Instructions to follow:
Give an exact transcription of every line, dropping the images.

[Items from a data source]
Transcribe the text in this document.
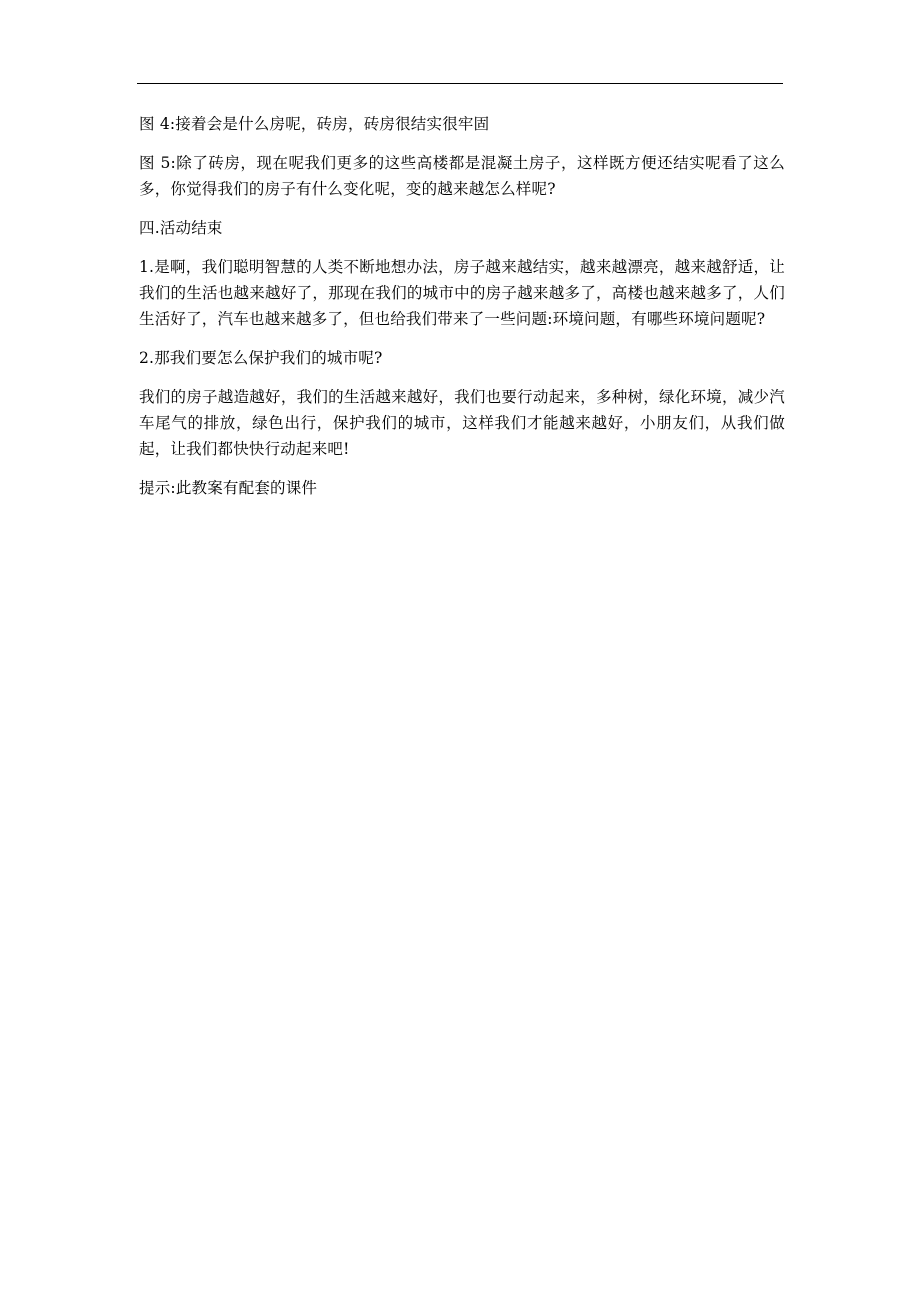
图 4:接着会是什么房呢，砖房，砖房很结实很牢固

图 5:除了砖房，现在呢我们更多的这些高楼都是混凝土房子，这样既方便还结实呢看了这么多，你觉得我们的房子有什么变化呢，变的越来越怎么样呢?

四.活动结束

1.是啊，我们聪明智慧的人类不断地想办法，房子越来越结实，越来越漂亮，越来越舒适，让我们的生活也越来越好了，那现在我们的城市中的房子越来越多了，高楼也越来越多了，人们生活好了，汽车也越来越多了，但也给我们带来了一些问题:环境问题，有哪些环境问题呢?

2.那我们要怎么保护我们的城市呢?

我们的房子越造越好，我们的生活越来越好，我们也要行动起来，多种树，绿化环境，减少汽车尾气的排放，绿色出行，保护我们的城市，这样我们才能越来越好，小朋友们，从我们做起，让我们都快快行动起来吧!

提示:此教案有配套的课件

Exercise result:
Transcribe the text in this document.
图 4:接着会是什么房呢，砖房，砖房很结实很牢固

图 5:除了砖房，现在呢我们更多的这些高楼都是混凝土房子，这样既方便还结实呢看了这么多，你觉得我们的房子有什么变化呢，变的越来越怎么样呢?

四.活动结束

1.是啊，我们聪明智慧的人类不断地想办法，房子越来越结实，越来越漂亮，越来越舒适，让我们的生活也越来越好了，那现在我们的城市中的房子越来越多了，高楼也越来越多了，人们生活好了，汽车也越来越多了，但也给我们带来了一些问题:环境问题，有哪些环境问题呢?

2.那我们要怎么保护我们的城市呢?

我们的房子越造越好，我们的生活越来越好，我们也要行动起来，多种树，绿化环境，减少汽车尾气的排放，绿色出行，保护我们的城市，这样我们才能越来越好，小朋友们，从我们做起，让我们都快快行动起来吧!

提示:此教案有配套的课件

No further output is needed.